Your task is to repeat the listing exactly.

· · ·

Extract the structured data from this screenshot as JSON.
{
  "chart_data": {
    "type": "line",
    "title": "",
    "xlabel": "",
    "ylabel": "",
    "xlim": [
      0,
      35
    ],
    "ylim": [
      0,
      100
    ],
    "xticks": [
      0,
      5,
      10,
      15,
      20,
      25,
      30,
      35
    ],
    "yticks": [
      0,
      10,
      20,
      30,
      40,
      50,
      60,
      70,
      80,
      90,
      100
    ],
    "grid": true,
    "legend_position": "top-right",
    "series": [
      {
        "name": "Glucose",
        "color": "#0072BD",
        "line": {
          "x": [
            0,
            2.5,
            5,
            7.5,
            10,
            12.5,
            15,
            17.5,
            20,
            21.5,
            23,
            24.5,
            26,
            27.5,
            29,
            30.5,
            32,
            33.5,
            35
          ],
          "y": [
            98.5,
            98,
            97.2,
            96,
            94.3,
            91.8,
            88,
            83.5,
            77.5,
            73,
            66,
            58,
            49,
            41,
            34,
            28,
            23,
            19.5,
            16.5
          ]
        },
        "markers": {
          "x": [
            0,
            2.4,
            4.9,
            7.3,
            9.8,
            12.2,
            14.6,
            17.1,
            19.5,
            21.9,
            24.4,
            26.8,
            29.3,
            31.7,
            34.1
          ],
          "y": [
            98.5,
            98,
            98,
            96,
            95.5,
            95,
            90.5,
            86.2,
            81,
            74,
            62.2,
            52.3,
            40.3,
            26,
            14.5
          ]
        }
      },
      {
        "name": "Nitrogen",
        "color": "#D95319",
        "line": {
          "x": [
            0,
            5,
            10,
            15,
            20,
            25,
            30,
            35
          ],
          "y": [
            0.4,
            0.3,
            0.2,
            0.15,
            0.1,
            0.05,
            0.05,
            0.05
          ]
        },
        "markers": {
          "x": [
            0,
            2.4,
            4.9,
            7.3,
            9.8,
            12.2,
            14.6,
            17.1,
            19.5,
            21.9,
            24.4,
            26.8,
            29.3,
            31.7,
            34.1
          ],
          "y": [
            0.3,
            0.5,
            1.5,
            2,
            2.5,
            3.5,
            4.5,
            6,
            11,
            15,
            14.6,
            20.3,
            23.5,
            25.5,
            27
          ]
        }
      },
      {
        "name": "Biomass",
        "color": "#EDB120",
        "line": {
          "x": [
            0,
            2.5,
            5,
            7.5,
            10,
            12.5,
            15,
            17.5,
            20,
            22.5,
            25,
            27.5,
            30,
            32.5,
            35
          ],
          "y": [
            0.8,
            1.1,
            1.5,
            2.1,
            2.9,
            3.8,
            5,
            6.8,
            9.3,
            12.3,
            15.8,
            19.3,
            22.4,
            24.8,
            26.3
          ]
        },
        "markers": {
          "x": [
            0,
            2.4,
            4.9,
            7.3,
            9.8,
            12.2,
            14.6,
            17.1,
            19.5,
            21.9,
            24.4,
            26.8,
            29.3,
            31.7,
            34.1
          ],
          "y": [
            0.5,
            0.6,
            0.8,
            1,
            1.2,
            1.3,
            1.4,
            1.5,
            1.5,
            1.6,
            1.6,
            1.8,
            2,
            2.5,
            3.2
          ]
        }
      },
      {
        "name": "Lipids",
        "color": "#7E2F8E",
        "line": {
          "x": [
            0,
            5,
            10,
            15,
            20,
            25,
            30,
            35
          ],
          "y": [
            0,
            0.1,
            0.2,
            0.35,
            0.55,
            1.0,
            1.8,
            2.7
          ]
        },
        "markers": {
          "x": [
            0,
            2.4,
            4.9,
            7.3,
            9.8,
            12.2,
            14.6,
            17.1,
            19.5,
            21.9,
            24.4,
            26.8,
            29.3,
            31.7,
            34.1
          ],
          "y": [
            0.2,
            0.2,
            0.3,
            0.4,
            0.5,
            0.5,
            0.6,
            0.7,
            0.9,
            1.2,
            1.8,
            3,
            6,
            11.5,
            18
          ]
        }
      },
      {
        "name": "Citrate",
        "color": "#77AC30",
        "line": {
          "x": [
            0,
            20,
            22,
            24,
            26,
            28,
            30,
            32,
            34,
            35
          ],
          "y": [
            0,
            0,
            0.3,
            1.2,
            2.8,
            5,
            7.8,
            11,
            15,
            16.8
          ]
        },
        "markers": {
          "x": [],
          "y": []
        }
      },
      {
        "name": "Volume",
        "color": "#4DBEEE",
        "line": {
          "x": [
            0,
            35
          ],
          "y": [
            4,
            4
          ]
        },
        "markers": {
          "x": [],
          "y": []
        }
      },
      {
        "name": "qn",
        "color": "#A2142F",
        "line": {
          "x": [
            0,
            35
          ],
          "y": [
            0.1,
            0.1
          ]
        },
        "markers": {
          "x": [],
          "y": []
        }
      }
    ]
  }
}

· · ·

● **Exercise solution**
Extract the structured data from this screenshot as JSON.
{
  "chart_data": {
    "type": "line",
    "title": "",
    "xlabel": "",
    "ylabel": "",
    "xlim": [
      0,
      35
    ],
    "ylim": [
      0,
      100
    ],
    "xticks": [
      0,
      5,
      10,
      15,
      20,
      25,
      30,
      35
    ],
    "yticks": [
      0,
      10,
      20,
      30,
      40,
      50,
      60,
      70,
      80,
      90,
      100
    ],
    "grid": true,
    "legend_position": "top-right",
    "series": [
      {
        "name": "Glucose",
        "color": "#0072BD",
        "line": {
          "x": [
            0,
            2.5,
            5,
            7.5,
            10,
            12.5,
            15,
            17.5,
            20,
            21.5,
            23,
            24.5,
            26,
            27.5,
            29,
            30.5,
            32,
            33.5,
            35
          ],
          "y": [
            98.5,
            98,
            97.2,
            96,
            94.3,
            91.8,
            88,
            83.5,
            77.5,
            73,
            66,
            58,
            49,
            41,
            34,
            28,
            23,
            19.5,
            16.5
          ]
        },
        "markers": {
          "x": [
            0,
            2.4,
            4.9,
            7.3,
            9.8,
            12.2,
            14.6,
            17.1,
            19.5,
            21.9,
            24.4,
            26.8,
            29.3,
            31.7,
            34.1
          ],
          "y": [
            98.5,
            98,
            98,
            96,
            95.5,
            95,
            90.5,
            86.2,
            81,
            74,
            62.2,
            52.3,
            40.3,
            26,
            14.5
          ]
        }
      },
      {
        "name": "Nitrogen",
        "color": "#D95319",
        "line": {
          "x": [
            0,
            5,
            10,
            15,
            20,
            25,
            30,
            35
          ],
          "y": [
            0.4,
            0.3,
            0.2,
            0.15,
            0.1,
            0.05,
            0.05,
            0.05
          ]
        },
        "markers": {
          "x": [
            0,
            2.4,
            4.9,
            7.3,
            9.8,
            12.2,
            14.6,
            17.1,
            19.5,
            21.9,
            24.4,
            26.8,
            29.3,
            31.7,
            34.1
          ],
          "y": [
            0.3,
            0.5,
            1.5,
            2,
            2.5,
            3.5,
            4.5,
            6,
            11,
            15,
            14.6,
            20.3,
            23.5,
            25.5,
            27
          ]
        }
      },
      {
        "name": "Biomass",
        "color": "#EDB120",
        "line": {
          "x": [
            0,
            2.5,
            5,
            7.5,
            10,
            12.5,
            15,
            17.5,
            20,
            22.5,
            25,
            27.5,
            30,
            32.5,
            35
          ],
          "y": [
            0.8,
            1.1,
            1.5,
            2.1,
            2.9,
            3.8,
            5,
            6.8,
            9.3,
            12.3,
            15.8,
            19.3,
            22.4,
            24.8,
            26.3
          ]
        },
        "markers": {
          "x": [
            0,
            2.4,
            4.9,
            7.3,
            9.8,
            12.2,
            14.6,
            17.1,
            19.5,
            21.9,
            24.4,
            26.8,
            29.3,
            31.7,
            34.1
          ],
          "y": [
            0.5,
            0.6,
            0.8,
            1,
            1.2,
            1.3,
            1.4,
            1.5,
            1.5,
            1.6,
            1.6,
            1.8,
            2,
            2.5,
            3.2
          ]
        }
      },
      {
        "name": "Lipids",
        "color": "#7E2F8E",
        "line": {
          "x": [
            0,
            5,
            10,
            15,
            20,
            25,
            30,
            35
          ],
          "y": [
            0,
            0.1,
            0.2,
            0.35,
            0.55,
            1.0,
            1.8,
            2.7
          ]
        },
        "markers": {
          "x": [
            0,
            2.4,
            4.9,
            7.3,
            9.8,
            12.2,
            14.6,
            17.1,
            19.5,
            21.9,
            24.4,
            26.8,
            29.3,
            31.7,
            34.1
          ],
          "y": [
            0.2,
            0.2,
            0.3,
            0.4,
            0.5,
            0.5,
            0.6,
            0.7,
            0.9,
            1.2,
            1.8,
            3,
            6,
            11.5,
            18
          ]
        }
      },
      {
        "name": "Citrate",
        "color": "#77AC30",
        "line": {
          "x": [
            0,
            20,
            22,
            24,
            26,
            28,
            30,
            32,
            34,
            35
          ],
          "y": [
            0,
            0,
            0.3,
            1.2,
            2.8,
            5,
            7.8,
            11,
            15,
            16.8
          ]
        },
        "markers": {
          "x": [],
          "y": []
        }
      },
      {
        "name": "Volume",
        "color": "#4DBEEE",
        "line": {
          "x": [
            0,
            35
          ],
          "y": [
            4,
            4
          ]
        },
        "markers": {
          "x": [],
          "y": []
        }
      },
      {
        "name": "qn",
        "color": "#A2142F",
        "line": {
          "x": [
            0,
            35
          ],
          "y": [
            0.1,
            0.1
          ]
        },
        "markers": {
          "x": [],
          "y": []
        }
      }
    ]
  }
}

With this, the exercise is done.